(Stored data)
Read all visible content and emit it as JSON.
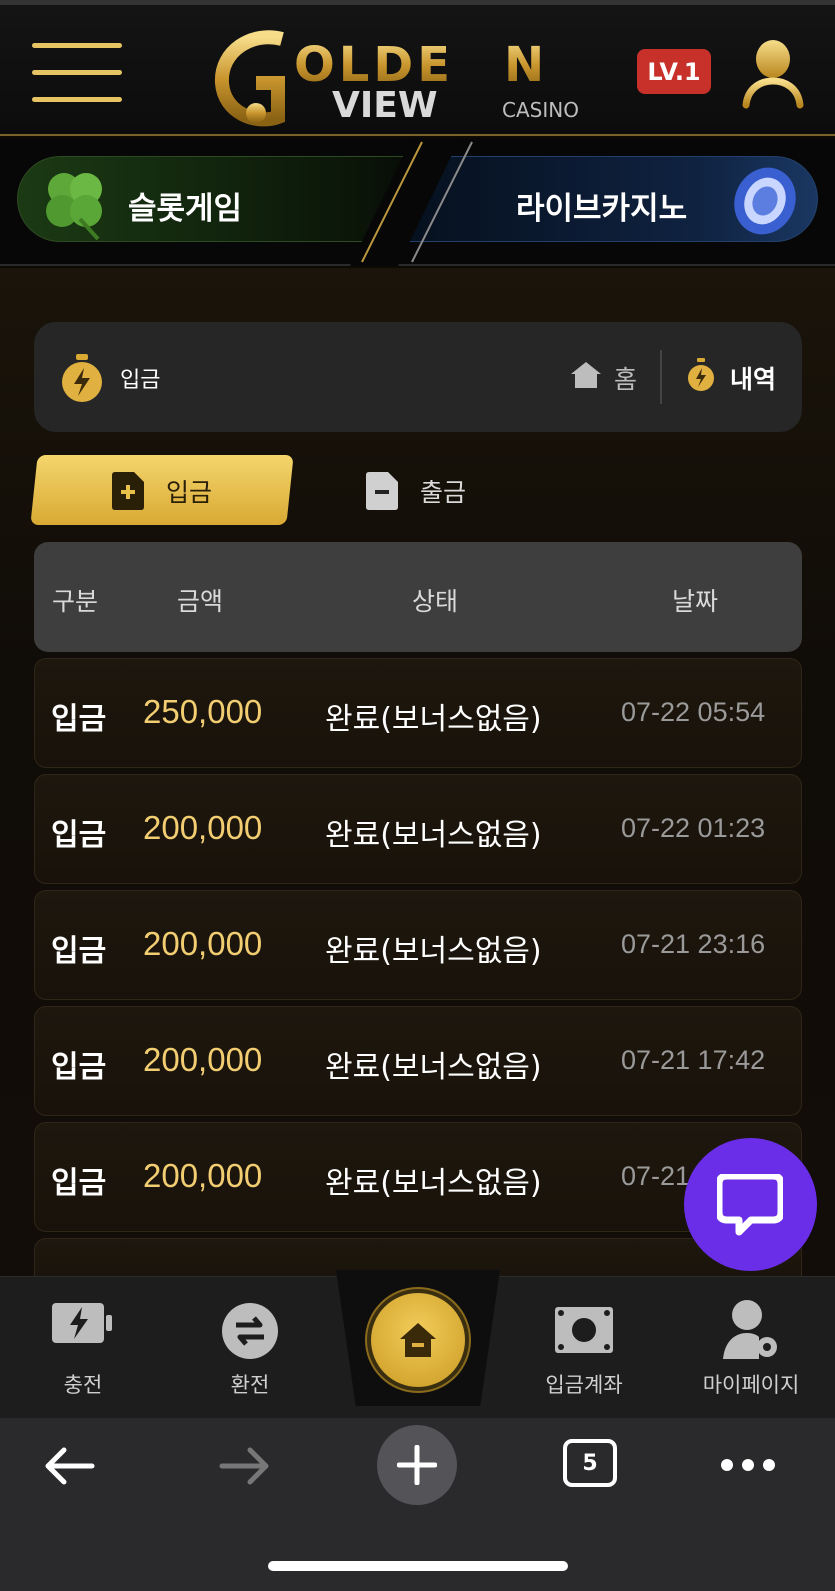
{
  "header": {
    "logo_text": "GOLDEN VIEW CASINO",
    "level_badge": "LV.1"
  },
  "game_banner": {
    "left_label": "슬롯게임",
    "right_label": "라이브카지노"
  },
  "page_head": {
    "title": "입금",
    "breadcrumb_home": "홈",
    "breadcrumb_history": "내역"
  },
  "tabs": {
    "deposit": "입금",
    "withdraw": "출금"
  },
  "table": {
    "headers": [
      "구분",
      "금액",
      "상태",
      "날짜"
    ],
    "rows": [
      {
        "type": "입금",
        "amount": "250,000",
        "status": "완료(보너스없음)",
        "date": "07-22 05:54"
      },
      {
        "type": "입금",
        "amount": "200,000",
        "status": "완료(보너스없음)",
        "date": "07-22 01:23"
      },
      {
        "type": "입금",
        "amount": "200,000",
        "status": "완료(보너스없음)",
        "date": "07-21 23:16"
      },
      {
        "type": "입금",
        "amount": "200,000",
        "status": "완료(보너스없음)",
        "date": "07-21 17:42"
      },
      {
        "type": "입금",
        "amount": "200,000",
        "status": "완료(보너스없음)",
        "date": "07-21"
      }
    ]
  },
  "bottom_nav": {
    "items": [
      "충전",
      "환전",
      "입금계좌",
      "마이페이지"
    ]
  },
  "browser": {
    "tab_count": "5"
  },
  "colors": {
    "gold": "#f2cd71",
    "accent_purple": "#6a2ee8",
    "badge_red": "#c8302a"
  }
}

* Given request
Omit every picture while copying the listing above exactly.

* Written reply
Read all visible content and emit it as JSON.
{
  "header": {
    "logo_text": "GOLDEN VIEW CASINO",
    "level_badge": "LV.1"
  },
  "game_banner": {
    "left_label": "슬롯게임",
    "right_label": "라이브카지노"
  },
  "page_head": {
    "title": "입금",
    "breadcrumb_home": "홈",
    "breadcrumb_history": "내역"
  },
  "tabs": {
    "deposit": "입금",
    "withdraw": "출금"
  },
  "table": {
    "headers": [
      "구분",
      "금액",
      "상태",
      "날짜"
    ],
    "rows": [
      {
        "type": "입금",
        "amount": "250,000",
        "status": "완료(보너스없음)",
        "date": "07-22 05:54"
      },
      {
        "type": "입금",
        "amount": "200,000",
        "status": "완료(보너스없음)",
        "date": "07-22 01:23"
      },
      {
        "type": "입금",
        "amount": "200,000",
        "status": "완료(보너스없음)",
        "date": "07-21 23:16"
      },
      {
        "type": "입금",
        "amount": "200,000",
        "status": "완료(보너스없음)",
        "date": "07-21 17:42"
      },
      {
        "type": "입금",
        "amount": "200,000",
        "status": "완료(보너스없음)",
        "date": "07-21"
      }
    ]
  },
  "bottom_nav": {
    "items": [
      "충전",
      "환전",
      "입금계좌",
      "마이페이지"
    ]
  },
  "browser": {
    "tab_count": "5"
  },
  "colors": {
    "gold": "#f2cd71",
    "accent_purple": "#6a2ee8",
    "badge_red": "#c8302a"
  }
}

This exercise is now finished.